### Aim of the exercise:
Exclude the pictures; give every entry again exactly as written.

------ Rows

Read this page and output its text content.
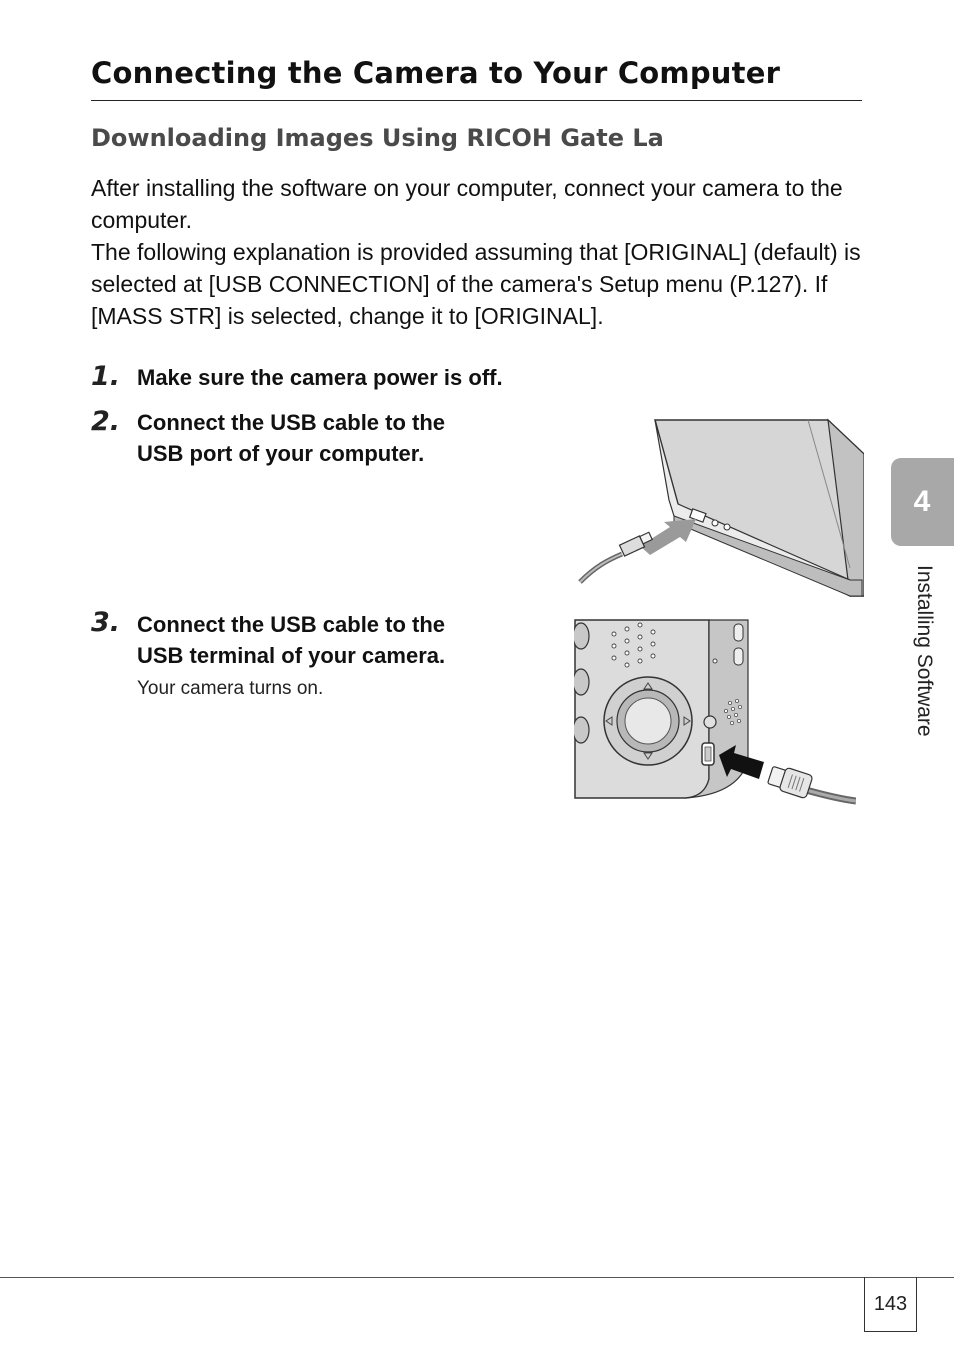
Connecting the Camera to Your Computer
Downloading Images Using RICOH Gate La

After installing the software on your computer, connect your camera to the computer.

The following explanation is provided assuming that [ORIGINAL] (default) is selected at [USB CONNECTION] of the camera's Setup menu (P.127). If [MASS STR] is selected, change it to [ORIGINAL].

1. Make sure the camera power is off.
2. Connect the USB cable to the
USB port of your computer.
3. Connect the USB cable to the
USB terminal of your camera.
Your camera turns on.
4
Installing Software
143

------------

### Task solution:
Read this page and output its text content.
Connecting the Camera to Your Computer
Downloading Images Using RICOH Gate La

After installing the software on your computer, connect your camera to the computer.

The following explanation is provided assuming that [ORIGINAL] (default) is selected at [USB CONNECTION] of the camera's Setup menu (P.127). If [MASS STR] is selected, change it to [ORIGINAL].

1. Make sure the camera power is off.
2. Connect the USB cable to the
USB port of your computer.
3. Connect the USB cable to the
USB terminal of your camera.
Your camera turns on.
4
Installing Software
143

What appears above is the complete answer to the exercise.